Job -
Reproduce the listing exactly, with no pictures in your copy.

Entries provided -

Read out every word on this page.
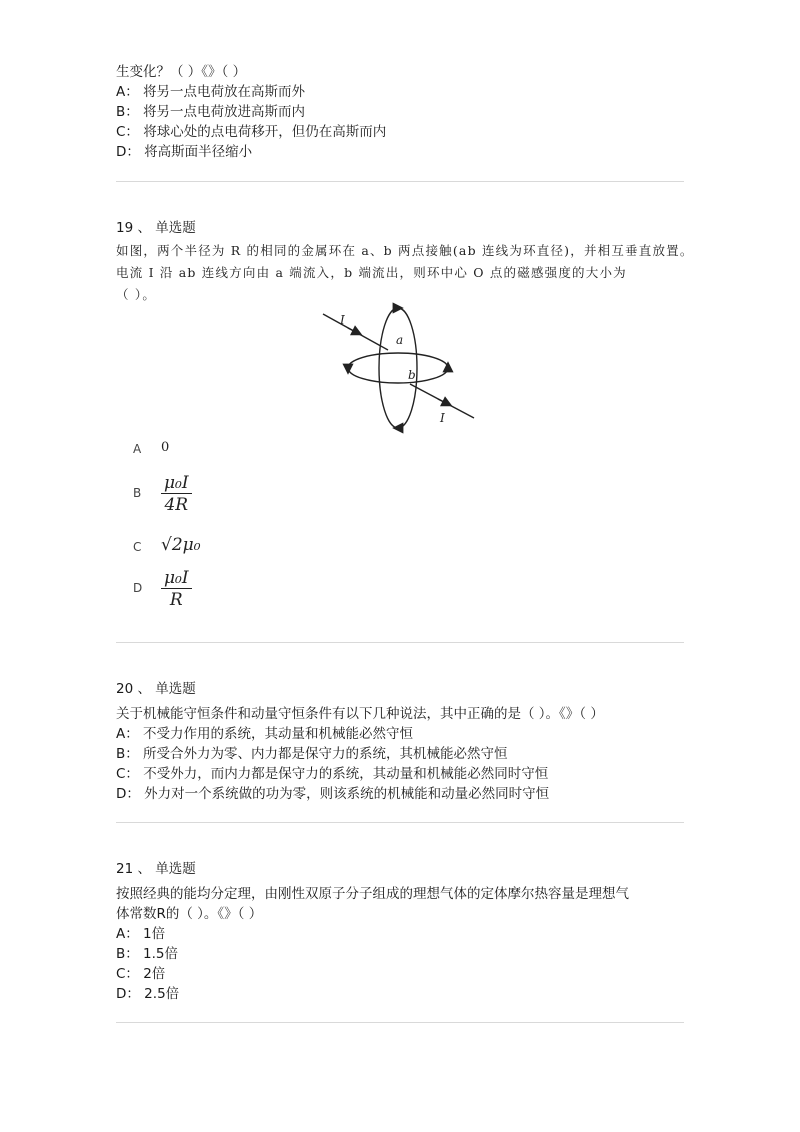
生变化？（ ）《》（ ）
A： 将另一点电荷放在高斯而外
B： 将另一点电荷放进高斯而内
C： 将球心处的点电荷移开，但仍在高斯而内
D： 将高斯面半径缩小
19 、 单选题
如图，两个半径为 R 的相同的金属环在 a、b 两点接触(ab 连线为环直径)，并相互垂直放置。
电流 I 沿 ab 连线方向由 a 端流入，b 端流出，则环中心 O 点的磁感强度的大小为
（ ）。
I
a
b
I
A 0
B $\frac{\text{μ₀I}}{4R}$
C √2μ₀
D $\frac{\text{μ₀I}}{R}$
20 、 单选题
关于机械能守恒条件和动量守恒条件有以下几种说法，其中正确的是（ ）。《》（ ）
A： 不受力作用的系统，其动量和机械能必然守恒
B： 所受合外力为零、内力都是保守力的系统，其机械能必然守恒
C： 不受外力，而内力都是保守力的系统，其动量和机械能必然同时守恒
D： 外力对一个系统做的功为零，则该系统的机械能和动量必然同时守恒
21 、 单选题
按照经典的能均分定理，由刚性双原子分子组成的理想气体的定体摩尔热容量是理想气
体常数R的（ ）。《》（ ）
A： 1倍
B： 1.5倍
C： 2倍
D： 2.5倍
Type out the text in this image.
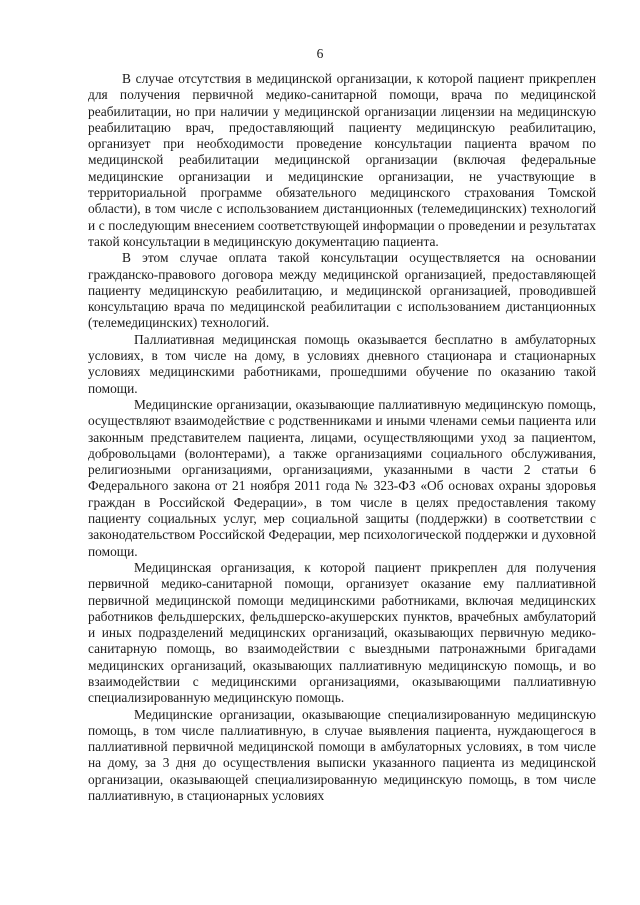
6

В случае отсутствия в медицинской организации, к которой пациент прикреплен для получения первичной медико-санитарной помощи, врача по медицинской реабилитации, но при наличии у медицинской организации лицензии на медицинскую реабилитацию врач, предоставляющий пациенту медицинскую реабилитацию, организует при необходимости проведение консультации пациента врачом по медицинской реабилитации медицинской организации (включая федеральные медицинские организации и медицинские организации, не участвующие в территориальной программе обязательного медицинского страхования Томской области), в том числе с использованием дистанционных (телемедицинских) технологий и с последующим внесением соответствующей информации о проведении и результатах такой консультации в медицинскую документацию пациента.

В этом случае оплата такой консультации осуществляется на основании гражданско-правового договора между медицинской организацией, предоставляющей пациенту медицинскую реабилитацию, и медицинской организацией, проводившей консультацию врача по медицинской реабилитации с использованием дистанционных (телемедицинских) технологий.

Паллиативная медицинская помощь оказывается бесплатно в амбулаторных условиях, в том числе на дому, в условиях дневного стационара и стационарных условиях медицинскими работниками, прошедшими обучение по оказанию такой помощи.

Медицинские организации, оказывающие паллиативную медицинскую помощь, осуществляют взаимодействие с родственниками и иными членами семьи пациента или законным представителем пациента, лицами, осуществляющими уход за пациентом, добровольцами (волонтерами), а также организациями социального обслуживания, религиозными организациями, организациями, указанными в части 2 статьи 6 Федерального закона от 21 ноября 2011 года № 323-ФЗ «Об основах охраны здоровья граждан в Российской Федерации», в том числе в целях предоставления такому пациенту социальных услуг, мер социальной защиты (поддержки) в соответствии с законодательством Российской Федерации, мер психологической поддержки и духовной помощи.

Медицинская организация, к которой пациент прикреплен для получения первичной медико-санитарной помощи, организует оказание ему паллиативной первичной медицинской помощи медицинскими работниками, включая медицинских работников фельдшерских, фельдшерско-акушерских пунктов, врачебных амбулаторий и иных подразделений медицинских организаций, оказывающих первичную медико-санитарную помощь, во взаимодействии с выездными патронажными бригадами медицинских организаций, оказывающих паллиативную медицинскую помощь, и во взаимодействии с медицинскими организациями, оказывающими паллиативную специализированную медицинскую помощь.

Медицинские организации, оказывающие специализированную медицинскую помощь, в том числе паллиативную, в случае выявления пациента, нуждающегося в паллиативной первичной медицинской помощи в амбулаторных условиях, в том числе на дому, за 3 дня до осуществления выписки указанного пациента из медицинской организации, оказывающей специализированную медицинскую помощь, в том числе паллиативную, в стационарных условиях
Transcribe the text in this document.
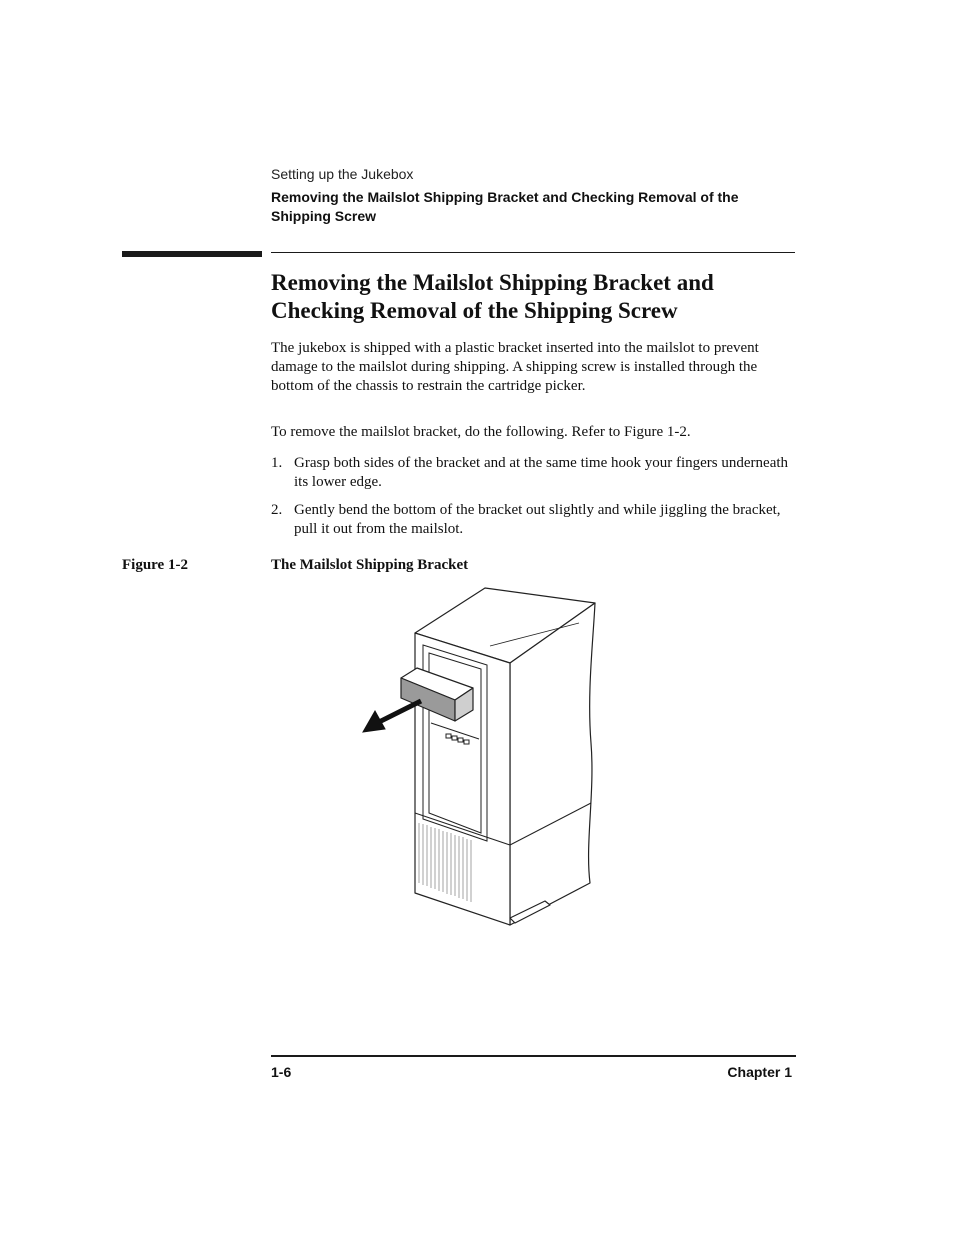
Setting up the Jukebox
Removing the Mailslot Shipping Bracket and Checking Removal of the Shipping Screw
Removing the Mailslot Shipping Bracket and Checking Removal of the Shipping Screw

The jukebox is shipped with a plastic bracket inserted into the mailslot to prevent damage to the mailslot during shipping. A shipping screw is installed through the bottom of the chassis to restrain the cartridge picker.

To remove the mailslot bracket, do the following. Refer to Figure 1-2.

1. Grasp both sides of the bracket and at the same time hook your fingers underneath its lower edge.
2. Gently bend the bottom of the bracket out slightly and while jiggling the bracket, pull it out from the mailslot.
Figure 1-2	The Mailslot Shipping Bracket
1-6	Chapter 1
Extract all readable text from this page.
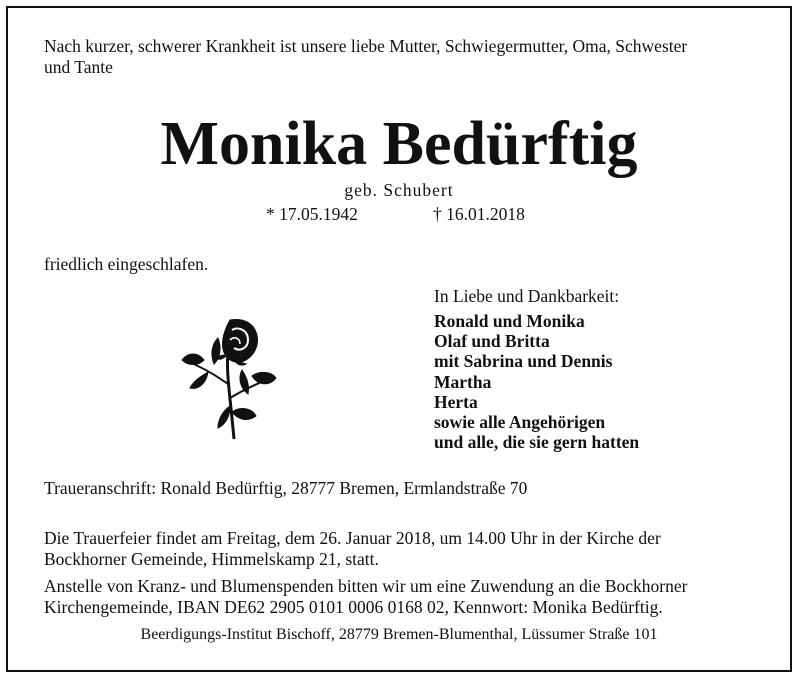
Nach kurzer, schwerer Krankheit ist unsere liebe Mutter, Schwiegermutter, Oma, Schwester
und Tante
Monika Bedürftig
geb. Schubert
* 17.05.1942	† 16.01.2018
friedlich eingeschlafen.
In Liebe und Dankbarkeit:
Ronald und Monika
Olaf und Britta
mit Sabrina und Dennis
Martha
Herta
sowie alle Angehörigen
und alle, die sie gern hatten
Traueranschrift: Ronald Bedürftig, 28777 Bremen, Ermlandstraße 70
Die Trauerfeier findet am Freitag, dem 26. Januar 2018, um 14.00 Uhr in der Kirche der
Bockhorner Gemeinde, Himmelskamp 21, statt.
Anstelle von Kranz- und Blumenspenden bitten wir um eine Zuwendung an die Bockhorner
Kirchengemeinde, IBAN DE62 2905 0101 0006 0168 02, Kennwort: Monika Bedürftig.
Beerdigungs-Institut Bischoff, 28779 Bremen-Blumenthal, Lüssumer Straße 101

Expected answer -
Read out every word on this page.
生变化？（ ）《》（ ）
A： 将另一点电荷放在高斯而外
B： 将另一点电荷放进高斯而内
C： 将球心处的点电荷移开，但仍在高斯而内
D： 将高斯面半径缩小
19 、 单选题
如图，两个半径为 R 的相同的金属环在 a、b 两点接触(ab 连线为环直径)，并相互垂直放置。
电流 I 沿 ab 连线方向由 a 端流入，b 端流出，则环中心 O 点的磁感强度的大小为
（ ）。
I
a
b
I
A 0
B $\frac{\text{μ₀I}}{4R}$
C √2μ₀
D $\frac{\text{μ₀I}}{R}$
20 、 单选题
关于机械能守恒条件和动量守恒条件有以下几种说法，其中正确的是（ ）。《》（ ）
A： 不受力作用的系统，其动量和机械能必然守恒
B： 所受合外力为零、内力都是保守力的系统，其机械能必然守恒
C： 不受外力，而内力都是保守力的系统，其动量和机械能必然同时守恒
D： 外力对一个系统做的功为零，则该系统的机械能和动量必然同时守恒
21 、 单选题
按照经典的能均分定理，由刚性双原子分子组成的理想气体的定体摩尔热容量是理想气
体常数R的（ ）。《》（ ）
A： 1倍
B： 1.5倍
C： 2倍
D： 2.5倍
Type out the text in this image.
6

В случае отсутствия в медицинской организации, к которой пациент прикреплен для получения первичной медико-санитарной помощи, врача по медицинской реабилитации, но при наличии у медицинской организации лицензии на медицинскую реабилитацию врач, предоставляющий пациенту медицинскую реабилитацию, организует при необходимости проведение консультации пациента врачом по медицинской реабилитации медицинской организации (включая федеральные медицинские организации и медицинские организации, не участвующие в территориальной программе обязательного медицинского страхования Томской области), в том числе с использованием дистанционных (телемедицинских) технологий и с последующим внесением соответствующей информации о проведении и результатах такой консультации в медицинскую документацию пациента.

В этом случае оплата такой консультации осуществляется на основании гражданско-правового договора между медицинской организацией, предоставляющей пациенту медицинскую реабилитацию, и медицинской организацией, проводившей консультацию врача по медицинской реабилитации с использованием дистанционных (телемедицинских) технологий.

Паллиативная медицинская помощь оказывается бесплатно в амбулаторных условиях, в том числе на дому, в условиях дневного стационара и стационарных условиях медицинскими работниками, прошедшими обучение по оказанию такой помощи.

Медицинские организации, оказывающие паллиативную медицинскую помощь, осуществляют взаимодействие с родственниками и иными членами семьи пациента или законным представителем пациента, лицами, осуществляющими уход за пациентом, добровольцами (волонтерами), а также организациями социального обслуживания, религиозными организациями, организациями, указанными в части 2 статьи 6 Федерального закона от 21 ноября 2011 года № 323-ФЗ «Об основах охраны здоровья граждан в Российской Федерации», в том числе в целях предоставления такому пациенту социальных услуг, мер социальной защиты (поддержки) в соответствии с законодательством Российской Федерации, мер психологической поддержки и духовной помощи.

Медицинская организация, к которой пациент прикреплен для получения первичной медико-санитарной помощи, организует оказание ему паллиативной первичной медицинской помощи медицинскими работниками, включая медицинских работников фельдшерских, фельдшерско-акушерских пунктов, врачебных амбулаторий и иных подразделений медицинских организаций, оказывающих первичную медико-санитарную помощь, во взаимодействии с выездными патронажными бригадами медицинских организаций, оказывающих паллиативную медицинскую помощь, и во взаимодействии с медицинскими организациями, оказывающими паллиативную специализированную медицинскую помощь.

Медицинские организации, оказывающие специализированную медицинскую помощь, в том числе паллиативную, в случае выявления пациента, нуждающегося в паллиативной первичной медицинской помощи в амбулаторных условиях, в том числе на дому, за 3 дня до осуществления выписки указанного пациента из медицинской организации, оказывающей специализированную медицинскую помощь, в том числе паллиативную, в стационарных условиях
Transcribe the text in this document.
Setting up the Jukebox
Removing the Mailslot Shipping Bracket and Checking Removal of the Shipping Screw
Removing the Mailslot Shipping Bracket and Checking Removal of the Shipping Screw

The jukebox is shipped with a plastic bracket inserted into the mailslot to prevent damage to the mailslot during shipping. A shipping screw is installed through the bottom of the chassis to restrain the cartridge picker.

To remove the mailslot bracket, do the following. Refer to Figure 1-2.

1. Grasp both sides of the bracket and at the same time hook your fingers underneath its lower edge.
2. Gently bend the bottom of the bracket out slightly and while jiggling the bracket, pull it out from the mailslot.
Figure 1-2	The Mailslot Shipping Bracket
1-6	Chapter 1
Extract all readable text from this page.
Nach kurzer, schwerer Krankheit ist unsere liebe Mutter, Schwiegermutter, Oma, Schwester
und Tante
Monika Bedürftig
geb. Schubert
* 17.05.1942	† 16.01.2018
friedlich eingeschlafen.
In Liebe und Dankbarkeit:
Ronald und Monika
Olaf und Britta
mit Sabrina und Dennis
Martha
Herta
sowie alle Angehörigen
und alle, die sie gern hatten
Traueranschrift: Ronald Bedürftig, 28777 Bremen, Ermlandstraße 70
Die Trauerfeier findet am Freitag, dem 26. Januar 2018, um 14.00 Uhr in der Kirche der
Bockhorner Gemeinde, Himmelskamp 21, statt.
Anstelle von Kranz- und Blumenspenden bitten wir um eine Zuwendung an die Bockhorner
Kirchengemeinde, IBAN DE62 2905 0101 0006 0168 02, Kennwort: Monika Bedürftig.
Beerdigungs-Institut Bischoff, 28779 Bremen-Blumenthal, Lüssumer Straße 101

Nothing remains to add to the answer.